[Dataset excerpt]
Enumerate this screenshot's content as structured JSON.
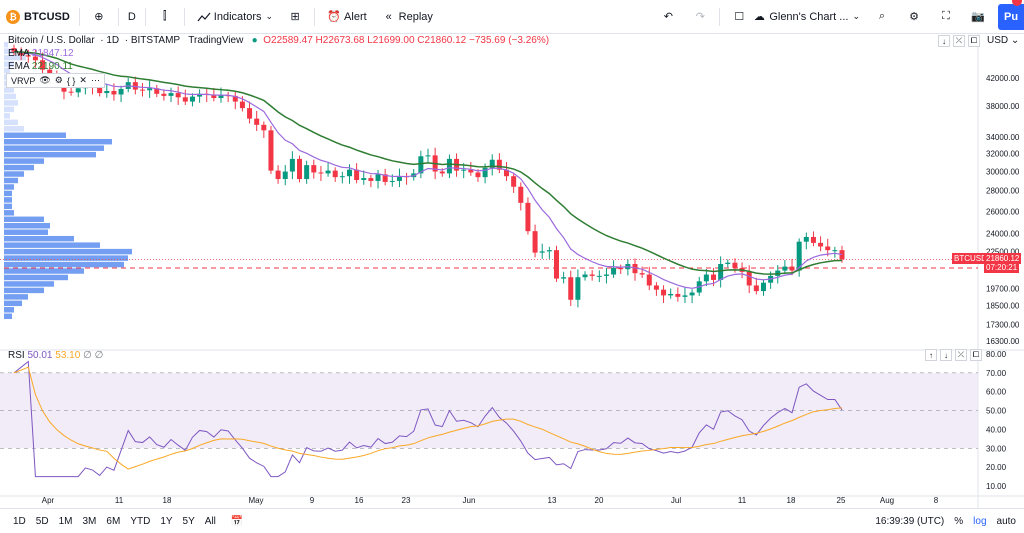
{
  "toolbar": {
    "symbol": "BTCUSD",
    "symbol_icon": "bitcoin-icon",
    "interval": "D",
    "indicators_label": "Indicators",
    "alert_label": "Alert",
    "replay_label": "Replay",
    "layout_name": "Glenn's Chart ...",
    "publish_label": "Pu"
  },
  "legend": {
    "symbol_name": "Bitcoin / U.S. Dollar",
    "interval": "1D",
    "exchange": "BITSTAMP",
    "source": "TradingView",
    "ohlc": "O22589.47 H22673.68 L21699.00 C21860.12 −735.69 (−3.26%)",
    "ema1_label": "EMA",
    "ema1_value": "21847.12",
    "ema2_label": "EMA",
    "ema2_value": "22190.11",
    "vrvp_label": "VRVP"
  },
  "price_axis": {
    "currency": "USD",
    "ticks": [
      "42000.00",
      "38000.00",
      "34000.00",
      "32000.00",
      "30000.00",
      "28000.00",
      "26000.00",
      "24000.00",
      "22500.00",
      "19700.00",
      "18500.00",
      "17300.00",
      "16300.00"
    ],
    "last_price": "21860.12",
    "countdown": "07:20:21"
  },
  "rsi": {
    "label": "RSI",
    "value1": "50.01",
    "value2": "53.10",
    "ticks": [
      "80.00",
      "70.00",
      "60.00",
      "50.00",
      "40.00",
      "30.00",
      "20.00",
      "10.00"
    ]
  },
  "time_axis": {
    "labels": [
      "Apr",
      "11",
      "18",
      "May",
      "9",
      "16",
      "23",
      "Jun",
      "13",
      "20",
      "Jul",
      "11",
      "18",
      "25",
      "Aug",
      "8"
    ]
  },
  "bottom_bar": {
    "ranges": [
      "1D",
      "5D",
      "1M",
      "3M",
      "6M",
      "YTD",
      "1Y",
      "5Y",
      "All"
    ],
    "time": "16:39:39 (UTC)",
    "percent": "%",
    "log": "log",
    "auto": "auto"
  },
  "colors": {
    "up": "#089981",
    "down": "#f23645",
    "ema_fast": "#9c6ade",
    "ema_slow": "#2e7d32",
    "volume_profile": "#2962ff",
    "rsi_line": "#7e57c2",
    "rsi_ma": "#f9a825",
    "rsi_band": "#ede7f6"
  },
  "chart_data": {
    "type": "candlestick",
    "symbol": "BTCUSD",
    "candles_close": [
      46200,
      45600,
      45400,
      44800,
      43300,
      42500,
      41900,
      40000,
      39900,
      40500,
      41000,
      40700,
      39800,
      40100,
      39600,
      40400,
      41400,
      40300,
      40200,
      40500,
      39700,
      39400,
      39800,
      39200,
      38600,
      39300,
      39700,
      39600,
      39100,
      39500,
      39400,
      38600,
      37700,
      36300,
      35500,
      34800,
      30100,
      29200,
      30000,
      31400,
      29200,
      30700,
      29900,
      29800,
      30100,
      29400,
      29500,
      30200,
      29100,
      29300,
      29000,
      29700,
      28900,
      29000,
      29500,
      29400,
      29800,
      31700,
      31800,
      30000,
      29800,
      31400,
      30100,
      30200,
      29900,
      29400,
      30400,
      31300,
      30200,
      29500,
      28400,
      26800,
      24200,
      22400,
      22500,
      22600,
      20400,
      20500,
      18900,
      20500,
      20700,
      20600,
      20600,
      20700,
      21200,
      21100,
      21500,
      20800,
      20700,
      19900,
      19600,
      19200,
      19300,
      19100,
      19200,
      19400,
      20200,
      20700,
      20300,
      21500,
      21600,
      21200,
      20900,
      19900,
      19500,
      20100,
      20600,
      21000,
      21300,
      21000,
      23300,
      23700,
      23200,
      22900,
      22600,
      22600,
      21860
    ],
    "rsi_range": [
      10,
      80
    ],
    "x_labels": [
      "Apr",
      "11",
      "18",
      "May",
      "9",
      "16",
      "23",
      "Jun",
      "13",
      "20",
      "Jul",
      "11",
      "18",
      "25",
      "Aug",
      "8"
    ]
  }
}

# What the exercise asks:
Reproduce every record above exactly, omitting the pictures.

# Task solution:
Enumerate this screenshot's content as structured JSON.
{
  "toolbar": {
    "symbol": "BTCUSD",
    "symbol_icon": "bitcoin-icon",
    "interval": "D",
    "indicators_label": "Indicators",
    "alert_label": "Alert",
    "replay_label": "Replay",
    "layout_name": "Glenn's Chart ...",
    "publish_label": "Pu"
  },
  "legend": {
    "symbol_name": "Bitcoin / U.S. Dollar",
    "interval": "1D",
    "exchange": "BITSTAMP",
    "source": "TradingView",
    "ohlc": "O22589.47 H22673.68 L21699.00 C21860.12 −735.69 (−3.26%)",
    "ema1_label": "EMA",
    "ema1_value": "21847.12",
    "ema2_label": "EMA",
    "ema2_value": "22190.11",
    "vrvp_label": "VRVP"
  },
  "price_axis": {
    "currency": "USD",
    "ticks": [
      "42000.00",
      "38000.00",
      "34000.00",
      "32000.00",
      "30000.00",
      "28000.00",
      "26000.00",
      "24000.00",
      "22500.00",
      "19700.00",
      "18500.00",
      "17300.00",
      "16300.00"
    ],
    "last_price": "21860.12",
    "countdown": "07:20:21"
  },
  "rsi": {
    "label": "RSI",
    "value1": "50.01",
    "value2": "53.10",
    "ticks": [
      "80.00",
      "70.00",
      "60.00",
      "50.00",
      "40.00",
      "30.00",
      "20.00",
      "10.00"
    ]
  },
  "time_axis": {
    "labels": [
      "Apr",
      "11",
      "18",
      "May",
      "9",
      "16",
      "23",
      "Jun",
      "13",
      "20",
      "Jul",
      "11",
      "18",
      "25",
      "Aug",
      "8"
    ]
  },
  "bottom_bar": {
    "ranges": [
      "1D",
      "5D",
      "1M",
      "3M",
      "6M",
      "YTD",
      "1Y",
      "5Y",
      "All"
    ],
    "time": "16:39:39 (UTC)",
    "percent": "%",
    "log": "log",
    "auto": "auto"
  },
  "colors": {
    "up": "#089981",
    "down": "#f23645",
    "ema_fast": "#9c6ade",
    "ema_slow": "#2e7d32",
    "volume_profile": "#2962ff",
    "rsi_line": "#7e57c2",
    "rsi_ma": "#f9a825",
    "rsi_band": "#ede7f6"
  },
  "chart_data": {
    "type": "candlestick",
    "symbol": "BTCUSD",
    "candles_close": [
      46200,
      45600,
      45400,
      44800,
      43300,
      42500,
      41900,
      40000,
      39900,
      40500,
      41000,
      40700,
      39800,
      40100,
      39600,
      40400,
      41400,
      40300,
      40200,
      40500,
      39700,
      39400,
      39800,
      39200,
      38600,
      39300,
      39700,
      39600,
      39100,
      39500,
      39400,
      38600,
      37700,
      36300,
      35500,
      34800,
      30100,
      29200,
      30000,
      31400,
      29200,
      30700,
      29900,
      29800,
      30100,
      29400,
      29500,
      30200,
      29100,
      29300,
      29000,
      29700,
      28900,
      29000,
      29500,
      29400,
      29800,
      31700,
      31800,
      30000,
      29800,
      31400,
      30100,
      30200,
      29900,
      29400,
      30400,
      31300,
      30200,
      29500,
      28400,
      26800,
      24200,
      22400,
      22500,
      22600,
      20400,
      20500,
      18900,
      20500,
      20700,
      20600,
      20600,
      20700,
      21200,
      21100,
      21500,
      20800,
      20700,
      19900,
      19600,
      19200,
      19300,
      19100,
      19200,
      19400,
      20200,
      20700,
      20300,
      21500,
      21600,
      21200,
      20900,
      19900,
      19500,
      20100,
      20600,
      21000,
      21300,
      21000,
      23300,
      23700,
      23200,
      22900,
      22600,
      22600,
      21860
    ],
    "rsi_range": [
      10,
      80
    ],
    "x_labels": [
      "Apr",
      "11",
      "18",
      "May",
      "9",
      "16",
      "23",
      "Jun",
      "13",
      "20",
      "Jul",
      "11",
      "18",
      "25",
      "Aug",
      "8"
    ]
  }
}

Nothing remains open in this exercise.